▶ **EXTRACT TO READ**:

Trails from 19 Starlink satellites were captured in this composite image taken in November 2019 by a camera on the Blanco 4-m telescope at the Cerro Tololo Inter-American Observatory (CTIO) in Chile.

The sky is changing. As many astronomers and backyard onlookers have noticed, a number of unfixed “stars” have recently appeared. These moving blips are Starlink satellites, launched by the SpaceX corporation with the aim of providing high-speed internet to remote regions of the planet. Currently, about 600 Starlink satellites are in orbit, but SpaceX—as well as other companies—plan to fly many thousands more. These so-called satellite constellations could have a severe impact on astronomical observations. The astronomy community has now released recommendations for both the satellite industry and sky observers that could reduce the chances that a satellite “photobombs” a telescope image.

▶ **RECORDED DATA**:
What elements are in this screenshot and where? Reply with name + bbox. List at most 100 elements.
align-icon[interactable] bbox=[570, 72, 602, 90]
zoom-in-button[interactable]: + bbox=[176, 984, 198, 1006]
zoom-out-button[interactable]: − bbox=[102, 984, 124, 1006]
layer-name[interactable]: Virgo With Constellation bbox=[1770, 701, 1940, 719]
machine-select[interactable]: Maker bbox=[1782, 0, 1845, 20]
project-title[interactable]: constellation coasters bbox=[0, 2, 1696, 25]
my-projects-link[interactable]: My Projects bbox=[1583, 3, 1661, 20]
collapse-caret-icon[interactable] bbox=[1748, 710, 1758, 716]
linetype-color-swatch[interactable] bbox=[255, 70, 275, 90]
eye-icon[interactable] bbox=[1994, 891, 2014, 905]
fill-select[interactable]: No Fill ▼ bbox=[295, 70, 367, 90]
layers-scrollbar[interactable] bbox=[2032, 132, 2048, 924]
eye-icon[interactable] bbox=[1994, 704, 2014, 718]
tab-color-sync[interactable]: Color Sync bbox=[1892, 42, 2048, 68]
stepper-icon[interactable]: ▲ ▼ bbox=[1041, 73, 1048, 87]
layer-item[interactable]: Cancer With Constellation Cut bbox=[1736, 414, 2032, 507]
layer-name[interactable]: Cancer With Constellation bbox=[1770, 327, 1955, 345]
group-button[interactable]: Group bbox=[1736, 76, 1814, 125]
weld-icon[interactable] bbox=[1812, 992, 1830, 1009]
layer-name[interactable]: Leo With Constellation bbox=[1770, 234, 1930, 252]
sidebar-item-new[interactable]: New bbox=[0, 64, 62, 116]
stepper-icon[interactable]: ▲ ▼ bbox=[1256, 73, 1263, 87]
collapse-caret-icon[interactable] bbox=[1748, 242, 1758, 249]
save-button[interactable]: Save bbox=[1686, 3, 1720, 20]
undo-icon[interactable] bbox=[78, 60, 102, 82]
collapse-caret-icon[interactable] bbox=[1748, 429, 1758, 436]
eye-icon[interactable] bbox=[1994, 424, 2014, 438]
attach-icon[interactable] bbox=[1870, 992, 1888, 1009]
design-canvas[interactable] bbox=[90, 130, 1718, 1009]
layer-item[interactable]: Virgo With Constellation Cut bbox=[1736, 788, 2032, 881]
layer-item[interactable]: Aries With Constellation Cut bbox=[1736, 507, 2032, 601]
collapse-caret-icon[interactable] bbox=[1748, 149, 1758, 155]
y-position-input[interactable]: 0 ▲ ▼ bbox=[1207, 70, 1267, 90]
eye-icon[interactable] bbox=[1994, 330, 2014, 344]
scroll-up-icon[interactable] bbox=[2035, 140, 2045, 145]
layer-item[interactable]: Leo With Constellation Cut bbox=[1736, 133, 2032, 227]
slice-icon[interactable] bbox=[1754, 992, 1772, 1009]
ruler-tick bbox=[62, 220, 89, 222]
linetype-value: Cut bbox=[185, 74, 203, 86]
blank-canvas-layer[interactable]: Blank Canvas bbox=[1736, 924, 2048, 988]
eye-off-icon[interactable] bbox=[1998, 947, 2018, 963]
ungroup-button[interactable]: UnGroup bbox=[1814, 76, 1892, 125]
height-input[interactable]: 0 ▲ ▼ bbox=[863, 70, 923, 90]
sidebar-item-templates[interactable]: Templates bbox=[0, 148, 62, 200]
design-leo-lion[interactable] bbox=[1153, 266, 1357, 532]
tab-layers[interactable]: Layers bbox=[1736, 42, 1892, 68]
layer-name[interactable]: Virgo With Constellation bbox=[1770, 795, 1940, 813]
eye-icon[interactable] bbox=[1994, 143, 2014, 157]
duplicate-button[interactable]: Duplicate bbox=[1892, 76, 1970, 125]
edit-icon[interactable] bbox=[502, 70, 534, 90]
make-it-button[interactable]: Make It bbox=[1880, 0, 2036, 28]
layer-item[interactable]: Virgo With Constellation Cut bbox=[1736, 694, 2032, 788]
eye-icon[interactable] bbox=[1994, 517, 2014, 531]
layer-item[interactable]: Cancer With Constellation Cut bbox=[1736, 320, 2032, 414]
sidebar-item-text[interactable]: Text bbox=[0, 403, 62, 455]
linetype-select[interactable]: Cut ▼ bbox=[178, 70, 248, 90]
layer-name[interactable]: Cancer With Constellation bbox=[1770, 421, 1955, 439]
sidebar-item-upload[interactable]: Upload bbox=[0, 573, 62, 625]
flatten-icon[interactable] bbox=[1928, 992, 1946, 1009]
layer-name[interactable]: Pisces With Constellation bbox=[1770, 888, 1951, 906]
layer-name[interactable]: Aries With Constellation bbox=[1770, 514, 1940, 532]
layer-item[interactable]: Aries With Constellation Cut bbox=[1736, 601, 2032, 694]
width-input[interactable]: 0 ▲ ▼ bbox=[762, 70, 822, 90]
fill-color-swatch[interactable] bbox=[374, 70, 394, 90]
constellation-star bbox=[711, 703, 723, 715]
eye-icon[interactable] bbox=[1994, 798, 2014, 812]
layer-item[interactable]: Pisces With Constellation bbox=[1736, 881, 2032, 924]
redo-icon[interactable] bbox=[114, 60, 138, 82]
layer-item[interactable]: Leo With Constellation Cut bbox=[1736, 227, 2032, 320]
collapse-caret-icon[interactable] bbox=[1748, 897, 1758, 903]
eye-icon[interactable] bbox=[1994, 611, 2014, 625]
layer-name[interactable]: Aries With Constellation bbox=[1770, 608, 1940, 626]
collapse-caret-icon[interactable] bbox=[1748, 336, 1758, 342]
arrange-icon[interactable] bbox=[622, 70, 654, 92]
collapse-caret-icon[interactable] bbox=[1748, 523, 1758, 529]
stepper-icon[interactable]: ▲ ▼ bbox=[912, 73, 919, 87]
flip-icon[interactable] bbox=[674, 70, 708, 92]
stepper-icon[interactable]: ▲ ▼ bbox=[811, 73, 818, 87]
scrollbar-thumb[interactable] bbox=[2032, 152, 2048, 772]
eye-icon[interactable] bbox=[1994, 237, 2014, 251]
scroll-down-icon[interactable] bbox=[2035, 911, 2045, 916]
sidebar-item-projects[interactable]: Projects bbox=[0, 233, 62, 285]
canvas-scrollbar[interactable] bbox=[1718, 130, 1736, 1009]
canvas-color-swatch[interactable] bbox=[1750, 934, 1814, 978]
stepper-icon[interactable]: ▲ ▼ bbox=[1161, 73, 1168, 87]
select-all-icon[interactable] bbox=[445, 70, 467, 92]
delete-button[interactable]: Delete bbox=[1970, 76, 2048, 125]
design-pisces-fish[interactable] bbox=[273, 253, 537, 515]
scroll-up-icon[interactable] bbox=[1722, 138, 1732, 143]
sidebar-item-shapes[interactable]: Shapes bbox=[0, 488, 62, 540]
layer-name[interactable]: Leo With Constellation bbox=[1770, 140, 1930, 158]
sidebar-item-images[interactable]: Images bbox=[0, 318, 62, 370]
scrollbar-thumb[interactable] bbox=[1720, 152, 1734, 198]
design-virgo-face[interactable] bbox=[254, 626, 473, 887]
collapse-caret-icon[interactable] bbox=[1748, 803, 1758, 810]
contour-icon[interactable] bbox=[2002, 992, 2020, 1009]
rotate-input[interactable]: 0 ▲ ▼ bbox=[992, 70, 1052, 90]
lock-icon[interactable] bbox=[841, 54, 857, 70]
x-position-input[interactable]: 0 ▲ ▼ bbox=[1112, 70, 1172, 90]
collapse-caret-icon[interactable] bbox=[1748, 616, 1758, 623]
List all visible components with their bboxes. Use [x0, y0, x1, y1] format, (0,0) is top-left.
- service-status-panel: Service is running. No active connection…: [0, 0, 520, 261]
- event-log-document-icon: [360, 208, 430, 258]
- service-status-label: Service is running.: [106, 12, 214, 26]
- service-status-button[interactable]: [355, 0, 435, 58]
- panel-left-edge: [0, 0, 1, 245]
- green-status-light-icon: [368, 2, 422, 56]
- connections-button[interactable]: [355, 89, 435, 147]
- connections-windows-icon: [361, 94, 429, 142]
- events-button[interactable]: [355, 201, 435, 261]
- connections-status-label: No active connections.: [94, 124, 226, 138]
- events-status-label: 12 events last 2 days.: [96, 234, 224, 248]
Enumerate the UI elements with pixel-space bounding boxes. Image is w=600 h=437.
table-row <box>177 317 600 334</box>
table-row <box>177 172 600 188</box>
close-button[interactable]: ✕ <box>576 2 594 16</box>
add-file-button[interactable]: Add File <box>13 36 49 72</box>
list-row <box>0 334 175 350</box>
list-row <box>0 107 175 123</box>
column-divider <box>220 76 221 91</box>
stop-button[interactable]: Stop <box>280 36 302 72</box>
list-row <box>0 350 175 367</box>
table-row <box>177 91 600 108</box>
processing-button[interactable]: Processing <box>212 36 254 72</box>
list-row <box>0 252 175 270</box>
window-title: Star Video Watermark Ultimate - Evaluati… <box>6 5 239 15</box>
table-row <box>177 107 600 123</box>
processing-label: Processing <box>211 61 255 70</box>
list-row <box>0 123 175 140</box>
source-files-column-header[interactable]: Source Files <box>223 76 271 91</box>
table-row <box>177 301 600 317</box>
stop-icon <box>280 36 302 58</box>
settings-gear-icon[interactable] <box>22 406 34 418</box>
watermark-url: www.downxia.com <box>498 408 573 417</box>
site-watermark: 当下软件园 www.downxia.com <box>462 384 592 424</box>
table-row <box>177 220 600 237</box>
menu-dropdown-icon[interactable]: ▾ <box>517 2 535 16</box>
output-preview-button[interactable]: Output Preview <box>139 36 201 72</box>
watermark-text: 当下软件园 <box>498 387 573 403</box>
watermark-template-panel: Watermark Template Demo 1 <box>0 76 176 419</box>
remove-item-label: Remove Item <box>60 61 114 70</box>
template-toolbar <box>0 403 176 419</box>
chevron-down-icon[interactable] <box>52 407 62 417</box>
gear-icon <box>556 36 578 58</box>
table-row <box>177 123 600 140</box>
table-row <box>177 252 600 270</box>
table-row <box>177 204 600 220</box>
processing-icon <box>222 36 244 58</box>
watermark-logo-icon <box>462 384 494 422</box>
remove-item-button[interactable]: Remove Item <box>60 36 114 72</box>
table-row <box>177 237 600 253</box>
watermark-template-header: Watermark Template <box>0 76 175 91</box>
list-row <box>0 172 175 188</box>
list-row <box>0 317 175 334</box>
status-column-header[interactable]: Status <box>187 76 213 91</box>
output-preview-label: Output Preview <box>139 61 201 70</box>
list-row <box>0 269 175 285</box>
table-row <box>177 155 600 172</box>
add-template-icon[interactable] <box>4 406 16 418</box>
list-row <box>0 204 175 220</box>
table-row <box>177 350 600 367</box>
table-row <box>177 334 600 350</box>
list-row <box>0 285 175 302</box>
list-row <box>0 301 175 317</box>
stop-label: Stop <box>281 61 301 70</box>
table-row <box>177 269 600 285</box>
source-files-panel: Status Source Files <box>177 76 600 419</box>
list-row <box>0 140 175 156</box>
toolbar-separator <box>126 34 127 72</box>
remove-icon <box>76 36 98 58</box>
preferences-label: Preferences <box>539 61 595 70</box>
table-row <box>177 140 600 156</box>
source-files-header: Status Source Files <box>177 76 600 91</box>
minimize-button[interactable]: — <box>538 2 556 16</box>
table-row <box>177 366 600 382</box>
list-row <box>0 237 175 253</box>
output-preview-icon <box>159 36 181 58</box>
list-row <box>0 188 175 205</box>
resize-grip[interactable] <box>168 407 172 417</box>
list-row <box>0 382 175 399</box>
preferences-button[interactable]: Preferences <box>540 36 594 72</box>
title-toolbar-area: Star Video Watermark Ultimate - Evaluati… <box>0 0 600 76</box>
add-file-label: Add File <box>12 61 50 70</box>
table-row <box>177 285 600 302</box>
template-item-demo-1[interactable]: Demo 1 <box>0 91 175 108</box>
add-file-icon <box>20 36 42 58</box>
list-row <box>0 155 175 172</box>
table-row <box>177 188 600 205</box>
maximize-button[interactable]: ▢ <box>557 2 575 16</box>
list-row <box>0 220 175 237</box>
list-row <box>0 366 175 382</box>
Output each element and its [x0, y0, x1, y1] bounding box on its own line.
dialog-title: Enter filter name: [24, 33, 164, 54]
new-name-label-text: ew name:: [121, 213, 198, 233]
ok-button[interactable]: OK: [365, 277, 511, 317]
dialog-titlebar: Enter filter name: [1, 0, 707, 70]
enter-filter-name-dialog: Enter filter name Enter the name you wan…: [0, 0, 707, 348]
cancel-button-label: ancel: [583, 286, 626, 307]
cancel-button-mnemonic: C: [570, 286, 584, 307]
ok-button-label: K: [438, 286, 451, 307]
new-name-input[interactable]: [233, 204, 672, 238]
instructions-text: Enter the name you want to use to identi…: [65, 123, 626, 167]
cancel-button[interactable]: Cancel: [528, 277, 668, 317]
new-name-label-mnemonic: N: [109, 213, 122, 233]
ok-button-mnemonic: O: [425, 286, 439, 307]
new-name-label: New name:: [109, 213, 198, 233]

▶ **TASK DESCRIPTION**:
Return the passage on Starlink satellites and astronomy word for word, in its entirety. Use only the text for the work that comes next.

▶ **TASK RESULT**:
Trails from 19 Starlink satellites were captured in this composite image taken in November 2019 by a camera on the Blanco 4-m telescope at the Cerro Tololo Inter-American Observatory (CTIO) in Chile.

The sky is changing. As many astronomers and backyard onlookers have noticed, a number of unfixed “stars” have recently appeared. These moving blips are Starlink satellites, launched by the SpaceX corporation with the aim of providing high-speed internet to remote regions of the planet. Currently, about 600 Starlink satellites are in orbit, but SpaceX—as well as other companies—plan to fly many thousands more. These so-called satellite constellations could have a severe impact on astronomical observations. The astronomy community has now released recommendations for both the satellite industry and sky observers that could reduce the chances that a satellite “photobombs” a telescope image.